Dataset items
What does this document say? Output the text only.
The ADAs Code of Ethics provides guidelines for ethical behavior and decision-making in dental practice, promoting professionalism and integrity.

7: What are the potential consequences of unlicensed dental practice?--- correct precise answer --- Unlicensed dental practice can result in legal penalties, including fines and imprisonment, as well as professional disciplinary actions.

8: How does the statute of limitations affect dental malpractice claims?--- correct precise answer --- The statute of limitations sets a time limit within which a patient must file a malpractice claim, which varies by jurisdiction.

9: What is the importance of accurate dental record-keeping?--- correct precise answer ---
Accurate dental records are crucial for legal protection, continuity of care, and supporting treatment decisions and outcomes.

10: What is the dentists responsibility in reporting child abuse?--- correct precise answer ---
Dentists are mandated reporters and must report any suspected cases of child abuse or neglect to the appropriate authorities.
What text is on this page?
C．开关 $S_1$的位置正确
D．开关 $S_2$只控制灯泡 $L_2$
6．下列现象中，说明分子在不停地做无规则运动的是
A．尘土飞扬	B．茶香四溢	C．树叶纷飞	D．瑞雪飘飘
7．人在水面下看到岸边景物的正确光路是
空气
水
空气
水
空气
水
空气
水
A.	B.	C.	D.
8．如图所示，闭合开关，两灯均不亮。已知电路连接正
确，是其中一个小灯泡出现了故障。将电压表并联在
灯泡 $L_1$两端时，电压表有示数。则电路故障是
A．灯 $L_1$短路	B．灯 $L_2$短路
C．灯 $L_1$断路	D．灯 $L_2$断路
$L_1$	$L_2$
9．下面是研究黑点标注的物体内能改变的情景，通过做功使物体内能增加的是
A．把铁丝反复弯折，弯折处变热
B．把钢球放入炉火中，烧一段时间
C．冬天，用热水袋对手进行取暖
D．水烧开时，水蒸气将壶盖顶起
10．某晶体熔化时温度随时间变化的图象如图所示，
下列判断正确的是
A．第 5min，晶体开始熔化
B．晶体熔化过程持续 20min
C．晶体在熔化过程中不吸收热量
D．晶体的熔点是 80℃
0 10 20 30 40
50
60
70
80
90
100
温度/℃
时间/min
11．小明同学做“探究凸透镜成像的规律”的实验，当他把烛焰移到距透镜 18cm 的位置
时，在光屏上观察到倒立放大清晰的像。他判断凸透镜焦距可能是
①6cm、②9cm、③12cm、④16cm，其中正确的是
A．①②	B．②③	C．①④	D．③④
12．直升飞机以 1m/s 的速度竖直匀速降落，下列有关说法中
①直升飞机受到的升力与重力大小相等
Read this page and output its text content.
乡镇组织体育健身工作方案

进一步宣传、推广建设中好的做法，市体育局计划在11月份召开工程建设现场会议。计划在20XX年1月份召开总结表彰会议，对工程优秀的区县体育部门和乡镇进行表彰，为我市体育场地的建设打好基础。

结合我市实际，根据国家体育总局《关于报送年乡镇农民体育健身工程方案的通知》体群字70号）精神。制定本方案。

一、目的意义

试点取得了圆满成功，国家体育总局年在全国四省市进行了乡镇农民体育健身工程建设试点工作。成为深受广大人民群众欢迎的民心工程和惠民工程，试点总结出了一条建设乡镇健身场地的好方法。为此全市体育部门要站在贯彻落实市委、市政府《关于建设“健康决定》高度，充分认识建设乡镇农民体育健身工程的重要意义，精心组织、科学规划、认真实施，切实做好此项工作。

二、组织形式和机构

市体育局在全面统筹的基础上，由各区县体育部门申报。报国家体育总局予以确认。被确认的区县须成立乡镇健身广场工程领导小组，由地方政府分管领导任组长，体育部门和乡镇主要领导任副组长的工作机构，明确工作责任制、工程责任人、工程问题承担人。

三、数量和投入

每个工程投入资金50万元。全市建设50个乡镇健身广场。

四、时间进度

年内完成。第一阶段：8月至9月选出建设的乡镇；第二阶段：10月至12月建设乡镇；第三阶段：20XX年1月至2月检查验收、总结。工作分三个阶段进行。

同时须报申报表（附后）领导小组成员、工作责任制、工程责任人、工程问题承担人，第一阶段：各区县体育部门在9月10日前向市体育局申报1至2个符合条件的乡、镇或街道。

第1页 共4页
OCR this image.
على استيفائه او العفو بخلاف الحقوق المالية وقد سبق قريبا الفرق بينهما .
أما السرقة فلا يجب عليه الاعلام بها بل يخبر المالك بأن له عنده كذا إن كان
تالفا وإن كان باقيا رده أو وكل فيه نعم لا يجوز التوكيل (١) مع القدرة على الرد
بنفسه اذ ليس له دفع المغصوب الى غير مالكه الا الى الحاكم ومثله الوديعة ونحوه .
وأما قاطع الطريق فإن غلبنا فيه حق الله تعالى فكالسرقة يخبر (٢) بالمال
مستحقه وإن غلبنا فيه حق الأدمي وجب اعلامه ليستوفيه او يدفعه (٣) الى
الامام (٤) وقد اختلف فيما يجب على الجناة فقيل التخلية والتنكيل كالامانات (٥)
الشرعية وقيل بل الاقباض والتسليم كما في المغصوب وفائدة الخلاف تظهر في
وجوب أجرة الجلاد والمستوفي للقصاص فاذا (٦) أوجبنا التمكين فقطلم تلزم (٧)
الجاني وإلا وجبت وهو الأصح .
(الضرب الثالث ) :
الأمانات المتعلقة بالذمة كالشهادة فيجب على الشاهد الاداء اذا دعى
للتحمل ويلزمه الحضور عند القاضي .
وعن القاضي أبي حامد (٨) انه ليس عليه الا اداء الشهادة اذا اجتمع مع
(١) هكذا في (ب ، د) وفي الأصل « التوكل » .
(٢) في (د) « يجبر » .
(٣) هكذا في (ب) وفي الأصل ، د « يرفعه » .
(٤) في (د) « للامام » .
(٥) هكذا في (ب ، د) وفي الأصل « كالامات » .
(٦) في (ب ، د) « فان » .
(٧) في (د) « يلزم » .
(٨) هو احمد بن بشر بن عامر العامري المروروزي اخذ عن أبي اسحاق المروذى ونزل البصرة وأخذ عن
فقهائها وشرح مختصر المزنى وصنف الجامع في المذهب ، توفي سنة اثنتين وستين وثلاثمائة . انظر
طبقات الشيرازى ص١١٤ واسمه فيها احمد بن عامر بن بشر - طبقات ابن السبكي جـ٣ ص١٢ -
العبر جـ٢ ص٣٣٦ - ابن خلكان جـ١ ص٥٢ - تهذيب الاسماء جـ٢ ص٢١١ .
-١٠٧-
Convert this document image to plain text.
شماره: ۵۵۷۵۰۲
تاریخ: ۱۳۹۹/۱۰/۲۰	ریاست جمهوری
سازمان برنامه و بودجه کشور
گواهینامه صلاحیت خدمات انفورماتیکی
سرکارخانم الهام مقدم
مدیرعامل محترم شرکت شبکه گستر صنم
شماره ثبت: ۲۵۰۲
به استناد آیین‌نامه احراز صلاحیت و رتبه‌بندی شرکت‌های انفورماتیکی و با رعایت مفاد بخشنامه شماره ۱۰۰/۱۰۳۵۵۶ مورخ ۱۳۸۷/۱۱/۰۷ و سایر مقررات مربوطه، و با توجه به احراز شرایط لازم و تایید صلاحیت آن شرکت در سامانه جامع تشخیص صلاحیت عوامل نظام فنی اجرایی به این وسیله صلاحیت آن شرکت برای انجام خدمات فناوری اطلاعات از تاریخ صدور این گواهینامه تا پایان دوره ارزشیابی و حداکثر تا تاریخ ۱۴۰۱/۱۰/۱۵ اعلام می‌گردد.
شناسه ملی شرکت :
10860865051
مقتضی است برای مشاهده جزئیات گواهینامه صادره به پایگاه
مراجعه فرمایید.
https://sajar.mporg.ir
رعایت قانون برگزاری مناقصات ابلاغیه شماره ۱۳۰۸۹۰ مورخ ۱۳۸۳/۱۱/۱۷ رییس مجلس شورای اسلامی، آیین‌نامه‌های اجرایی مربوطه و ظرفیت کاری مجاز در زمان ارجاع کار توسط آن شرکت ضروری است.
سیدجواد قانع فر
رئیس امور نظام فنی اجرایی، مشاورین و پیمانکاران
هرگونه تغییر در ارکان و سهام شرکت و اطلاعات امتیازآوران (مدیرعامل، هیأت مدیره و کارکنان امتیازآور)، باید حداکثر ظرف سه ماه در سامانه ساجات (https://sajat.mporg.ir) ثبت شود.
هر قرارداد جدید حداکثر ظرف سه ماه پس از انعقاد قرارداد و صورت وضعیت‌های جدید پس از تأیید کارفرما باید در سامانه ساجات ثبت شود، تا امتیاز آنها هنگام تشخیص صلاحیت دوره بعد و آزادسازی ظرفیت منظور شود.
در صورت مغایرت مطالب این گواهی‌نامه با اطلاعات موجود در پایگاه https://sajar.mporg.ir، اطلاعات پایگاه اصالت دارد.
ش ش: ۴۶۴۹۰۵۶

Given task >> Search the data for "صلاحیت" and list every line in which it occurs.

Output for this task >>
گواهینامه صلاحیت خدمات انفورماتیکی
به استناد آیین‌نامه احراز صلاحیت و رتبه‌بندی شرکت‌های انفورماتیکی و با رعایت مفاد بخشنامه شماره ۱۰۰/۱۰۳۵۵۶ مورخ ۱۳۸۷/۱۱/۰۷ و سایر مقررات مربوطه، و با توجه به احراز شرایط لازم و تایید صلاحیت آن شرکت در سامانه جامع تشخیص صلاحیت عوامل نظام فنی اجرایی به این وسیله صلاحیت آن شرکت برای انجام خدمات فناوری اطلاعات از تاریخ صدور این گواهینامه تا پایان دوره ارزشیابی و حداکثر تا تاریخ ۱۴۰۱/۱۰/۱۵ اعلام می‌گردد.
هر قرارداد جدید حداکثر ظرف سه ماه پس از انعقاد قرارداد و صورت وضعیت‌های جدید پس از تأیید کارفرما باید در سامانه ساجات ثبت شود، تا امتیاز آنها هنگام تشخیص صلاحیت دوره بعد و آزادسازی ظرفیت منظور شود.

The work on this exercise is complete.